GOAL OF THE EXERCISE
Write out the material below again, unchanged.

EXERCISE INPUTS
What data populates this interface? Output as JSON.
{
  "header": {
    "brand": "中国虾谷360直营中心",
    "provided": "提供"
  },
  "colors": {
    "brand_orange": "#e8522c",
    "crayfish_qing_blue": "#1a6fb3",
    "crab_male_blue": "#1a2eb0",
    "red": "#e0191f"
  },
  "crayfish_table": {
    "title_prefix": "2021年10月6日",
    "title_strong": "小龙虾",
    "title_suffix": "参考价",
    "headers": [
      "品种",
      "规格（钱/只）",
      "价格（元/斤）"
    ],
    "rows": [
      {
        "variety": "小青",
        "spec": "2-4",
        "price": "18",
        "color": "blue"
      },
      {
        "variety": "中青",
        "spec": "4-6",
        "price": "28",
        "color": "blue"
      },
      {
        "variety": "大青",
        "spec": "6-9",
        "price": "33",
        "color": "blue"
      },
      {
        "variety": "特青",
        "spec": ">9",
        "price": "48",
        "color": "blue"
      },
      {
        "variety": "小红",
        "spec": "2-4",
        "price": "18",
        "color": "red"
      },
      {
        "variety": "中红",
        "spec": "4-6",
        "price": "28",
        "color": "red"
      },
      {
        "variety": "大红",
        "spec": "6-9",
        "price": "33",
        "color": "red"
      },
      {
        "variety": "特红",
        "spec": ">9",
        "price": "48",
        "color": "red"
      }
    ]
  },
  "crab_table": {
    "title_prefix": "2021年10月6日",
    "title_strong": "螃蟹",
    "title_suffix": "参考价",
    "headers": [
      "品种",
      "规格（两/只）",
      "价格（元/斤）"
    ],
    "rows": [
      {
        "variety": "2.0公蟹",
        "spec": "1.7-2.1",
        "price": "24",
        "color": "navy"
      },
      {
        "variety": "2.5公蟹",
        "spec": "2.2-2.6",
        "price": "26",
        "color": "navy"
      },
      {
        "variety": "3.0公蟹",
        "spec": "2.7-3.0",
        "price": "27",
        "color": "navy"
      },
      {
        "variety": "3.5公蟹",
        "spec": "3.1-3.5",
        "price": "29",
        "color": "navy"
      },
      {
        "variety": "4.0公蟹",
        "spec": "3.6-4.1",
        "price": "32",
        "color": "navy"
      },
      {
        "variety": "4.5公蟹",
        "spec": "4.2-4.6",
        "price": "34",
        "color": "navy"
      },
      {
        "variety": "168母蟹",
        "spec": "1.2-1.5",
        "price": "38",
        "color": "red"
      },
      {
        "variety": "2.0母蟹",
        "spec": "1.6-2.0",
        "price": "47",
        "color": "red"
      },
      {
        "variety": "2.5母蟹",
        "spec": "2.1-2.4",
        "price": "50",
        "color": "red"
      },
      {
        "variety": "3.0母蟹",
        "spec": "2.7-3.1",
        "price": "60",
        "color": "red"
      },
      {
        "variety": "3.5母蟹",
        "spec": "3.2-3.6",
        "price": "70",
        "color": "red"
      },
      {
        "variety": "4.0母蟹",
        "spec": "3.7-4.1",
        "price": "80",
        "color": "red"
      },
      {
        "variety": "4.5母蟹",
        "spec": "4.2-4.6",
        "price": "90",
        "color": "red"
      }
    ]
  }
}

ANSWER FOR THE TASK
What data populates this interface? Output as JSON.
{
  "header": {
    "brand": "中国虾谷360直营中心",
    "provided": "提供"
  },
  "colors": {
    "brand_orange": "#e8522c",
    "crayfish_qing_blue": "#1a6fb3",
    "crab_male_blue": "#1a2eb0",
    "red": "#e0191f"
  },
  "crayfish_table": {
    "title_prefix": "2021年10月6日",
    "title_strong": "小龙虾",
    "title_suffix": "参考价",
    "headers": [
      "品种",
      "规格（钱/只）",
      "价格（元/斤）"
    ],
    "rows": [
      {
        "variety": "小青",
        "spec": "2-4",
        "price": "18",
        "color": "blue"
      },
      {
        "variety": "中青",
        "spec": "4-6",
        "price": "28",
        "color": "blue"
      },
      {
        "variety": "大青",
        "spec": "6-9",
        "price": "33",
        "color": "blue"
      },
      {
        "variety": "特青",
        "spec": ">9",
        "price": "48",
        "color": "blue"
      },
      {
        "variety": "小红",
        "spec": "2-4",
        "price": "18",
        "color": "red"
      },
      {
        "variety": "中红",
        "spec": "4-6",
        "price": "28",
        "color": "red"
      },
      {
        "variety": "大红",
        "spec": "6-9",
        "price": "33",
        "color": "red"
      },
      {
        "variety": "特红",
        "spec": ">9",
        "price": "48",
        "color": "red"
      }
    ]
  },
  "crab_table": {
    "title_prefix": "2021年10月6日",
    "title_strong": "螃蟹",
    "title_suffix": "参考价",
    "headers": [
      "品种",
      "规格（两/只）",
      "价格（元/斤）"
    ],
    "rows": [
      {
        "variety": "2.0公蟹",
        "spec": "1.7-2.1",
        "price": "24",
        "color": "navy"
      },
      {
        "variety": "2.5公蟹",
        "spec": "2.2-2.6",
        "price": "26",
        "color": "navy"
      },
      {
        "variety": "3.0公蟹",
        "spec": "2.7-3.0",
        "price": "27",
        "color": "navy"
      },
      {
        "variety": "3.5公蟹",
        "spec": "3.1-3.5",
        "price": "29",
        "color": "navy"
      },
      {
        "variety": "4.0公蟹",
        "spec": "3.6-4.1",
        "price": "32",
        "color": "navy"
      },
      {
        "variety": "4.5公蟹",
        "spec": "4.2-4.6",
        "price": "34",
        "color": "navy"
      },
      {
        "variety": "168母蟹",
        "spec": "1.2-1.5",
        "price": "38",
        "color": "red"
      },
      {
        "variety": "2.0母蟹",
        "spec": "1.6-2.0",
        "price": "47",
        "color": "red"
      },
      {
        "variety": "2.5母蟹",
        "spec": "2.1-2.4",
        "price": "50",
        "color": "red"
      },
      {
        "variety": "3.0母蟹",
        "spec": "2.7-3.1",
        "price": "60",
        "color": "red"
      },
      {
        "variety": "3.5母蟹",
        "spec": "3.2-3.6",
        "price": "70",
        "color": "red"
      },
      {
        "variety": "4.0母蟹",
        "spec": "3.7-4.1",
        "price": "80",
        "color": "red"
      },
      {
        "variety": "4.5母蟹",
        "spec": "4.2-4.6",
        "price": "90",
        "color": "red"
      }
    ]
  }
}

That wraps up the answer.